**Objective**
All of the records below should be output exactly.

**Data provided**
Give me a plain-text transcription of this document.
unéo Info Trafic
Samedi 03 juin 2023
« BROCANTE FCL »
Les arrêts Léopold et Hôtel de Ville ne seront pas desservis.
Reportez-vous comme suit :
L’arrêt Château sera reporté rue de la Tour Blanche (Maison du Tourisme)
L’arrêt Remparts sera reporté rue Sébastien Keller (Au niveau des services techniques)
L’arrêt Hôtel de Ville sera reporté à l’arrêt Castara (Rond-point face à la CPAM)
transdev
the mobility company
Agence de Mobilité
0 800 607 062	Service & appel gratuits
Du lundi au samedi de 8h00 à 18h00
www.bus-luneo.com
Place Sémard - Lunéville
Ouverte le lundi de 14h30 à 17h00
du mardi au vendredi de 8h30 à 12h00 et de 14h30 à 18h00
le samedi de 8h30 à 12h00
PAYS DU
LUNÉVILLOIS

**Reply to the task**
Give me a plain-text transcription of this document.
unéo Info Trafic
Samedi 03 juin 2023
« BROCANTE FCL »
Les arrêts Léopold et Hôtel de Ville ne seront pas desservis.
Reportez-vous comme suit :
L’arrêt Château sera reporté rue de la Tour Blanche (Maison du Tourisme)
L’arrêt Remparts sera reporté rue Sébastien Keller (Au niveau des services techniques)
L’arrêt Hôtel de Ville sera reporté à l’arrêt Castara (Rond-point face à la CPAM)
transdev
the mobility company
Agence de Mobilité
0 800 607 062	Service & appel gratuits
Du lundi au samedi de 8h00 à 18h00
www.bus-luneo.com
Place Sémard - Lunéville
Ouverte le lundi de 14h30 à 17h00
du mardi au vendredi de 8h30 à 12h00 et de 14h30 à 18h00
le samedi de 8h30 à 12h00
PAYS DU
LUNÉVILLOIS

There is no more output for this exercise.